** Start of Data records **

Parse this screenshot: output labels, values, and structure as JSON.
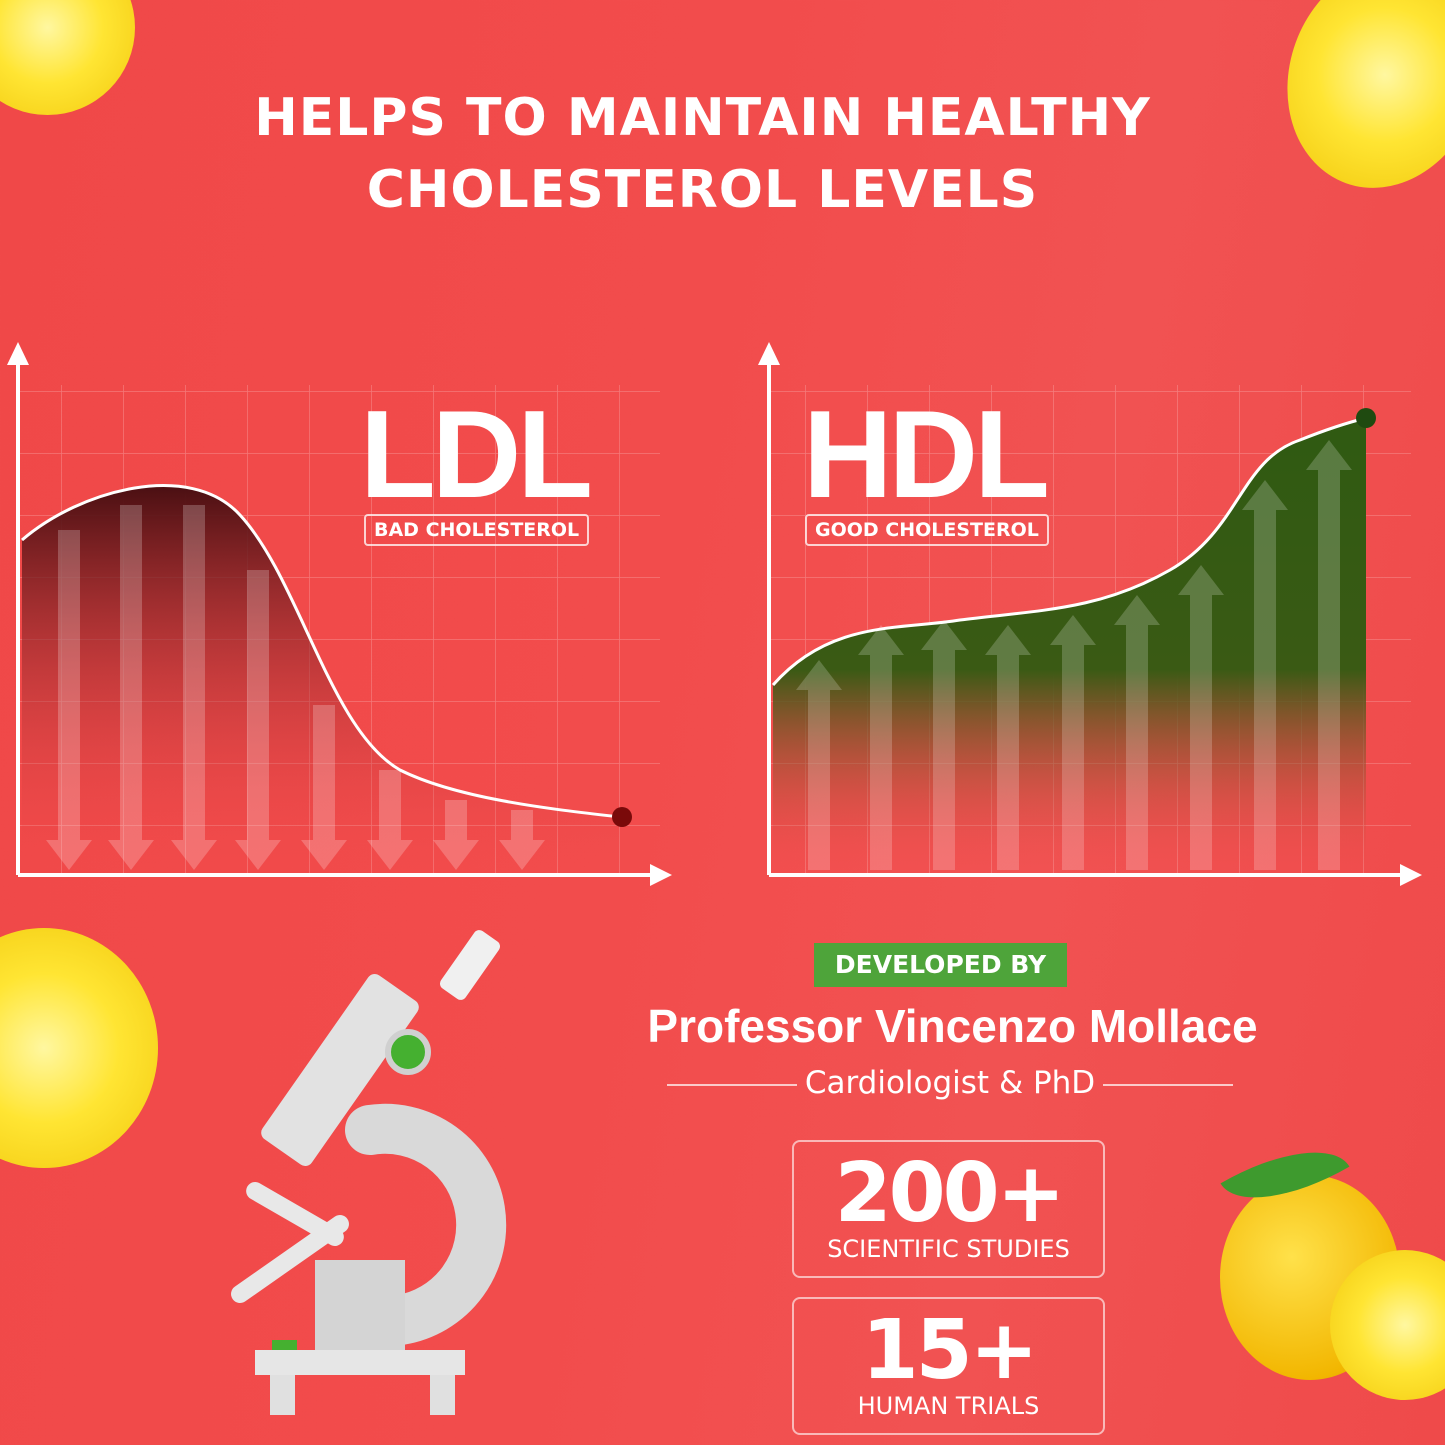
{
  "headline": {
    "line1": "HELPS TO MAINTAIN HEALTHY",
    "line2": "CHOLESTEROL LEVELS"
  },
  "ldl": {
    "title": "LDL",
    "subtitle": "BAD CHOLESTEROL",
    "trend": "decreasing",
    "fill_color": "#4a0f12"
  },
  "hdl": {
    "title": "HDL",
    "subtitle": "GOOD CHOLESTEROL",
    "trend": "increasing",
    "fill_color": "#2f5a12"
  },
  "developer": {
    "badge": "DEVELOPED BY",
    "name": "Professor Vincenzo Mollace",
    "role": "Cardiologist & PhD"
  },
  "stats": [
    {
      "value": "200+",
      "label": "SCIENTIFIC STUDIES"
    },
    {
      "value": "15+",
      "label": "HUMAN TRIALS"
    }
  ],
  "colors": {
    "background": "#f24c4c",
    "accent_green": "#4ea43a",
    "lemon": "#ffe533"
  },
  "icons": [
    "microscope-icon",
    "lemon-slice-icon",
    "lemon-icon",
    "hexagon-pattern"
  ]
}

** End of Data records **
** Start of Data records **

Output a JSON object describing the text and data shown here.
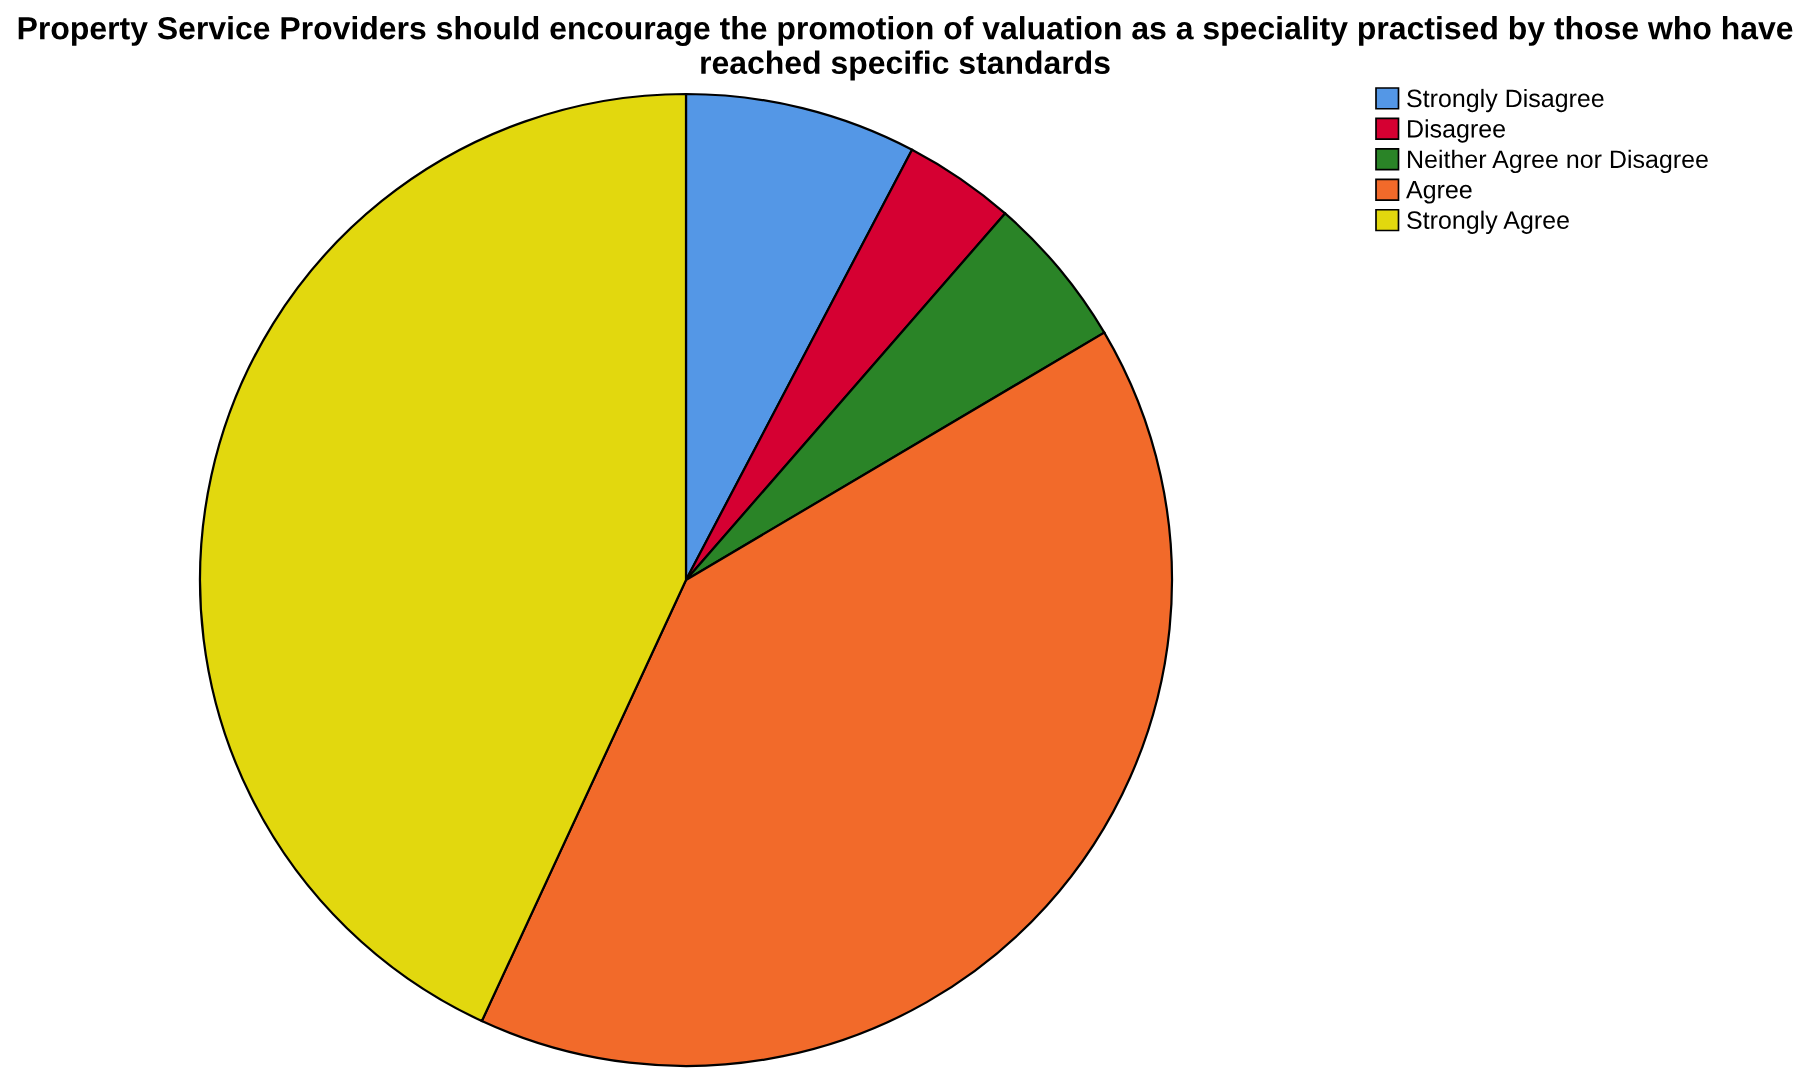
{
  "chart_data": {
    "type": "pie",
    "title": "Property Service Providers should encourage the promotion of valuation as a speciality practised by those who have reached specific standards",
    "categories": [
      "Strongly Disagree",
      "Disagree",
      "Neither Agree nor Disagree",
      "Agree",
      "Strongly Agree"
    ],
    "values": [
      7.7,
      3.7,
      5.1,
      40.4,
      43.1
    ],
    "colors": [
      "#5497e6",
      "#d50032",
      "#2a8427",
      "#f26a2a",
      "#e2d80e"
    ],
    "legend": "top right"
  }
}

** End of Data records **
** Start of Data records **

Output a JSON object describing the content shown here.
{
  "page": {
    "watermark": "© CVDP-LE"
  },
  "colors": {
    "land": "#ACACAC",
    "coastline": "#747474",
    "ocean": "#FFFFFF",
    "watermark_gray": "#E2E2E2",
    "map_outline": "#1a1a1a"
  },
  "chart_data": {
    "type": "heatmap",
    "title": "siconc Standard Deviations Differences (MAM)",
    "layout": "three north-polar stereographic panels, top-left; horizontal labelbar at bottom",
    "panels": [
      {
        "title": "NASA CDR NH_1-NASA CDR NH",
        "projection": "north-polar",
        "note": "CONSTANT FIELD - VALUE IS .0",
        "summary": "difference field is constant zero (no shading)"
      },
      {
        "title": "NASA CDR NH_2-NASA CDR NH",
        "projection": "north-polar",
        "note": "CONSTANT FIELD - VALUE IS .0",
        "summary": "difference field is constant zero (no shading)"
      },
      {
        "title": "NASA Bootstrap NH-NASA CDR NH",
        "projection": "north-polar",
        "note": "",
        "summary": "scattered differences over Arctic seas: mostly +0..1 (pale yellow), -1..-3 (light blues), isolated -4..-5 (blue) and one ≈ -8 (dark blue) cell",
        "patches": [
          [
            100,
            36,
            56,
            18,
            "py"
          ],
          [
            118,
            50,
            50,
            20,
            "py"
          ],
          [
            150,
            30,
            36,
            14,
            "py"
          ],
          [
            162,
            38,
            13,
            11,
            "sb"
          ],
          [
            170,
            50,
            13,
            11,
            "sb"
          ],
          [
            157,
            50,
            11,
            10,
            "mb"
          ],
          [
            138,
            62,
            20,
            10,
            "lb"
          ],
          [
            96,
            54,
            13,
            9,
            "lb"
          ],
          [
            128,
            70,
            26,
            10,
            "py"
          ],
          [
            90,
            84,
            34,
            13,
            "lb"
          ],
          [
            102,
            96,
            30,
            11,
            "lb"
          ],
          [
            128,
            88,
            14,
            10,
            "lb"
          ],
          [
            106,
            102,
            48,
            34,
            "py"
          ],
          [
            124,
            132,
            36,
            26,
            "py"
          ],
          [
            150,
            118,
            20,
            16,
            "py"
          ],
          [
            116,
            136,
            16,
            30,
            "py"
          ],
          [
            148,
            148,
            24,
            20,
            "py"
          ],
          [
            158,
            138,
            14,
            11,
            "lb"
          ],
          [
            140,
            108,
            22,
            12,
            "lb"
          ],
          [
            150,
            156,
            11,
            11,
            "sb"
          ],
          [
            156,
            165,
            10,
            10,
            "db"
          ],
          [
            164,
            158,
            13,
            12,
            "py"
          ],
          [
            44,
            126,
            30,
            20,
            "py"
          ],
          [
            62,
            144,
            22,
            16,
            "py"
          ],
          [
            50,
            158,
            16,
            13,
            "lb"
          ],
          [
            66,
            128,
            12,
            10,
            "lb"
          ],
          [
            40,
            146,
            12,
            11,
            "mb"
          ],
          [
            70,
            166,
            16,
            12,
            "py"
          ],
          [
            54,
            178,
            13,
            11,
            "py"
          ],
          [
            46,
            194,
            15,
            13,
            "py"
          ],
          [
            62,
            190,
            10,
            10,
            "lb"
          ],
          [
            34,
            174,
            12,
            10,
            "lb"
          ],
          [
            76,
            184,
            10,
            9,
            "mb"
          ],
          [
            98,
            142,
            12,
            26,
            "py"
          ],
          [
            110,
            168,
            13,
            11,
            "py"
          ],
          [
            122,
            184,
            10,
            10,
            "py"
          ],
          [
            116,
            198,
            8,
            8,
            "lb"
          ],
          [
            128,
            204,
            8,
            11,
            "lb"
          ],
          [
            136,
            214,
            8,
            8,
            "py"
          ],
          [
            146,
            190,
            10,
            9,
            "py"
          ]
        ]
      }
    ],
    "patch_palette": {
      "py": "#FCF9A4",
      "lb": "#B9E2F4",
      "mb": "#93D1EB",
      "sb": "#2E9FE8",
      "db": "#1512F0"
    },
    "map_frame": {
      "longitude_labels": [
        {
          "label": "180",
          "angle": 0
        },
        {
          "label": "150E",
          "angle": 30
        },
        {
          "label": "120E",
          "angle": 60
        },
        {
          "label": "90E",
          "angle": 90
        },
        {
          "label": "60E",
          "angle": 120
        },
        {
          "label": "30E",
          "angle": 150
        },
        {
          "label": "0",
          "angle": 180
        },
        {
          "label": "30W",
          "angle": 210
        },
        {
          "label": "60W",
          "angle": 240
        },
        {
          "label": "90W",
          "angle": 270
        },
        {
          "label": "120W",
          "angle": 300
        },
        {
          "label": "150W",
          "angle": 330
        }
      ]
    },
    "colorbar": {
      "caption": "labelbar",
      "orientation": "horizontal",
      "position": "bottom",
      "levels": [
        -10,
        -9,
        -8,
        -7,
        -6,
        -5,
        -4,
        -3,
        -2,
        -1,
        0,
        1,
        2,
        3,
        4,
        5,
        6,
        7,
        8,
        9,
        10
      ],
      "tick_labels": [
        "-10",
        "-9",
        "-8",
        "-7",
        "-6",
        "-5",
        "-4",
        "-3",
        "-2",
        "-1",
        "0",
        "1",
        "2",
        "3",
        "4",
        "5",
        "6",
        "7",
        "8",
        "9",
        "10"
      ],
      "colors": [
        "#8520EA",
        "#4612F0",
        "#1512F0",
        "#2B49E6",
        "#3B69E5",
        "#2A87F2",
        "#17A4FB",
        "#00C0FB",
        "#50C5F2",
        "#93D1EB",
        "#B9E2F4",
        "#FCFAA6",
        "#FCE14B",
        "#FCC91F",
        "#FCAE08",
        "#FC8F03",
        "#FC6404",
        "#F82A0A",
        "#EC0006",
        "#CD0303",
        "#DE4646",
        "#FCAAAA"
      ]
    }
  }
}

** End of Data records **

| To do |
Report all lines of the material that contain the word "panels".

| Task answer |
    "layout": "three north-polar stereographic panels, top-left; horizontal labelbar at bottom",
    "panels": [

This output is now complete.